Written problem ▸ Go through the entries one line at a time, and gather every line that has the word "frac".

Data for the task ▸
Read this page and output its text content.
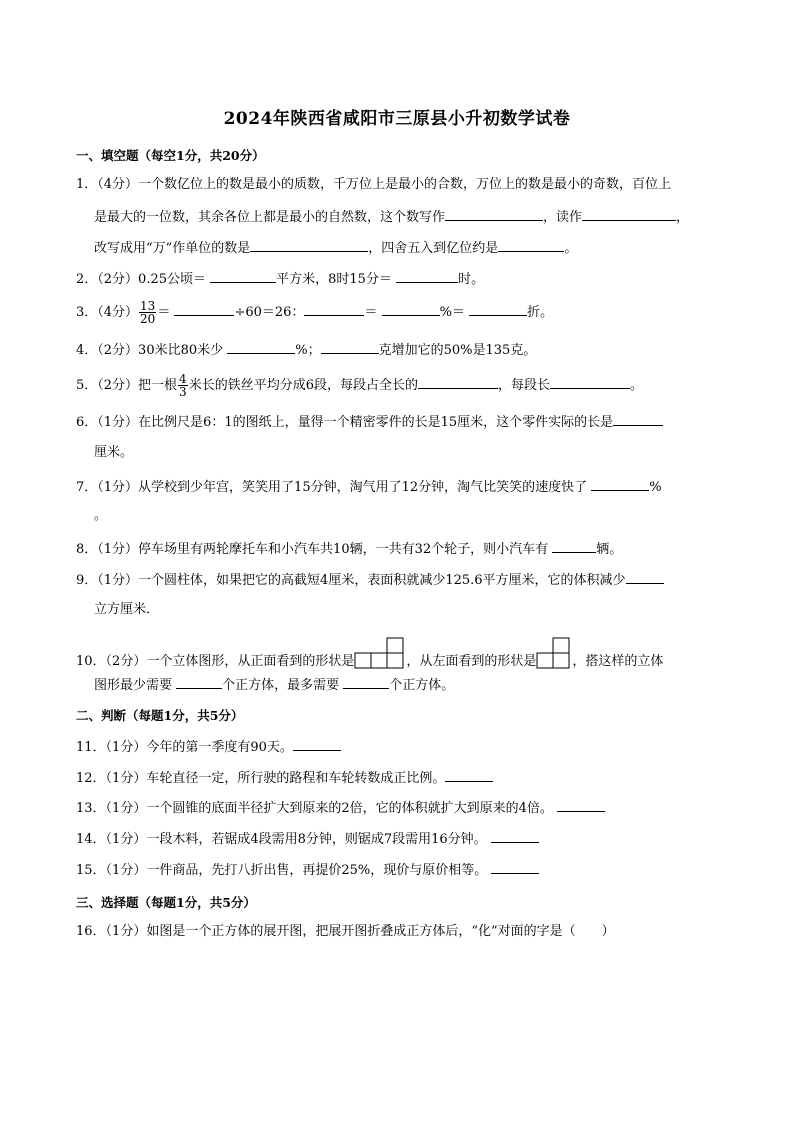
2024年陕西省咸阳市三原县小升初数学试卷
一、填空题（每空1分，共20分）
1．（4分）一个数亿位上的数是最小的质数，千万位上是最小的合数，万位上的数是最小的奇数，百位上
是最大的一位数，其余各位上都是最小的自然数，这个数写作	，读作	，
改写成用“万”作单位的数是	，四舍五入到亿位约是	。
2．（2分）0.25公顷＝	平方米，8时15分＝	时。
3．（4分） $\frac{13}{20}$ ＝	÷60＝26：	＝	%＝	折。
4．（2分）30米比80米少	%；	克增加它的50%是135克。
5．（2分）把一根 $\frac{4}{3}$ 米长的铁丝平均分成6段，每段占全长的	，每段长	。
6．（1分）在比例尺是6：1的图纸上，量得一个精密零件的长是15厘米，这个零件实际的长是
厘米。
7．（1分）从学校到少年宫，笑笑用了15分钟，淘气用了12分钟，淘气比笑笑的速度快了	%
。
8．（1分）停车场里有两轮摩托车和小汽车共10辆，一共有32个轮子，则小汽车有	辆。
9．（1分）一个圆柱体，如果把它的高截短4厘米，表面积就减少125.6平方厘米，它的体积减少
立方厘米．
10．（2分）一个立体图形，从正面看到的形状是	，从左面看到的形状是	，搭这样的立体
图形最少需要	个正方体，最多需要	个正方体。
二、判断（每题1分，共5分）
11．（1分）今年的第一季度有90天。
12．（1分）车轮直径一定，所行驶的路程和车轮转数成正比例。
13．（1分）一个圆锥的底面半径扩大到原来的2倍，它的体积就扩大到原来的4倍。
14．（1分）一段木料，若锯成4段需用8分钟，则锯成7段需用16分钟。
15．（1分）一件商品，先打八折出售，再提价25%，现价与原价相等。
三、选择题（每题1分，共5分）
16．（1分）如图是一个正方体的展开图，把展开图折叠成正方体后，“化”对面的字是（　　）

Expected output ▸
3．（4分） $\frac{13}{20}$ ＝	÷60＝26：	＝	%＝	折。
5．（2分）把一根 $\frac{4}{3}$ 米长的铁丝平均分成6段，每段占全长的	，每段长	。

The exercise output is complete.